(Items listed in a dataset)
-- BEGIN --

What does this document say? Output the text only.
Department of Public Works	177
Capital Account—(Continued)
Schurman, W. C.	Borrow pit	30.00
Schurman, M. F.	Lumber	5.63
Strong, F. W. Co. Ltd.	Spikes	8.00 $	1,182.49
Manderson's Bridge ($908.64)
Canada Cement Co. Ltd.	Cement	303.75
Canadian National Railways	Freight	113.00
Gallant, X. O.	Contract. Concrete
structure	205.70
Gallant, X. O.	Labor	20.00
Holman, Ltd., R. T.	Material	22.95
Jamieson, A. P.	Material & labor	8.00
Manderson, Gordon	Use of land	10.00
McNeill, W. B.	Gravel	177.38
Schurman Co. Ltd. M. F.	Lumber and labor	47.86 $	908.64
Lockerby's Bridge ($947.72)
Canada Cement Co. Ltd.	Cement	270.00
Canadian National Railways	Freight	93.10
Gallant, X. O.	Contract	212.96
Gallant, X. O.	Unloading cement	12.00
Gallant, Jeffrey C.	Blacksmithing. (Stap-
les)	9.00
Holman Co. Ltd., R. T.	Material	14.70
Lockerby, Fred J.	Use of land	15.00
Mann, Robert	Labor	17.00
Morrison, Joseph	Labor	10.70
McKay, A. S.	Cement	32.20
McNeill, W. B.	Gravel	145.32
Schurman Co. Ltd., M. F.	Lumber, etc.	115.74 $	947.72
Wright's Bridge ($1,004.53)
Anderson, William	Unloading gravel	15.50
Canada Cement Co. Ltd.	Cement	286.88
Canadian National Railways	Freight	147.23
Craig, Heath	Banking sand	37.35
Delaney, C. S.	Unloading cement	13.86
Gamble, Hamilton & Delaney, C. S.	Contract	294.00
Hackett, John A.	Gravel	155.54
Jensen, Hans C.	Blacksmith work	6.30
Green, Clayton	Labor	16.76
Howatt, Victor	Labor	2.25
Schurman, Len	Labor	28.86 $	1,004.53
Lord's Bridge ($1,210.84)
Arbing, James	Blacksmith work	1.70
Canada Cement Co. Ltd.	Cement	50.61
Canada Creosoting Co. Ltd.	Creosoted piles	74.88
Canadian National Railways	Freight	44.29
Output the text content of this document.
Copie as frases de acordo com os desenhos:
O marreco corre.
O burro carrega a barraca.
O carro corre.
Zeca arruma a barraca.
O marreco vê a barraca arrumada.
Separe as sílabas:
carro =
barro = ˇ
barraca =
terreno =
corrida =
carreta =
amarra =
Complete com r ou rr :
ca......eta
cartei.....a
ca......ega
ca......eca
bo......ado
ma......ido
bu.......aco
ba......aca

-- END --

• Exercise prompt:
Please restate the whole listing word for word.

• Written solution:
What does this document say? Output the text only.
Department of Public Works	177
Capital Account—(Continued)
Schurman, W. C.	Borrow pit	30.00
Schurman, M. F.	Lumber	5.63
Strong, F. W. Co. Ltd.	Spikes	8.00 $	1,182.49
Manderson's Bridge ($908.64)
Canada Cement Co. Ltd.	Cement	303.75
Canadian National Railways	Freight	113.00
Gallant, X. O.	Contract. Concrete
structure	205.70
Gallant, X. O.	Labor	20.00
Holman, Ltd., R. T.	Material	22.95
Jamieson, A. P.	Material & labor	8.00
Manderson, Gordon	Use of land	10.00
McNeill, W. B.	Gravel	177.38
Schurman Co. Ltd. M. F.	Lumber and labor	47.86 $	908.64
Lockerby's Bridge ($947.72)
Canada Cement Co. Ltd.	Cement	270.00
Canadian National Railways	Freight	93.10
Gallant, X. O.	Contract	212.96
Gallant, X. O.	Unloading cement	12.00
Gallant, Jeffrey C.	Blacksmithing. (Stap-
les)	9.00
Holman Co. Ltd., R. T.	Material	14.70
Lockerby, Fred J.	Use of land	15.00
Mann, Robert	Labor	17.00
Morrison, Joseph	Labor	10.70
McKay, A. S.	Cement	32.20
McNeill, W. B.	Gravel	145.32
Schurman Co. Ltd., M. F.	Lumber, etc.	115.74 $	947.72
Wright's Bridge ($1,004.53)
Anderson, William	Unloading gravel	15.50
Canada Cement Co. Ltd.	Cement	286.88
Canadian National Railways	Freight	147.23
Craig, Heath	Banking sand	37.35
Delaney, C. S.	Unloading cement	13.86
Gamble, Hamilton & Delaney, C. S.	Contract	294.00
Hackett, John A.	Gravel	155.54
Jensen, Hans C.	Blacksmith work	6.30
Green, Clayton	Labor	16.76
Howatt, Victor	Labor	2.25
Schurman, Len	Labor	28.86 $	1,004.53
Lord's Bridge ($1,210.84)
Arbing, James	Blacksmith work	1.70
Canada Cement Co. Ltd.	Cement	50.61
Canada Creosoting Co. Ltd.	Creosoted piles	74.88
Canadian National Railways	Freight	44.29
Output the text content of this document.
Copie as frases de acordo com os desenhos:
O marreco corre.
O burro carrega a barraca.
O carro corre.
Zeca arruma a barraca.
O marreco vê a barraca arrumada.
Separe as sílabas:
carro =
barro = ˇ
barraca =
terreno =
corrida =
carreta =
amarra =
Complete com r ou rr :
ca......eta
cartei.....a
ca......ega
ca......eca
bo......ado
ma......ido
bu.......aco
ba......aca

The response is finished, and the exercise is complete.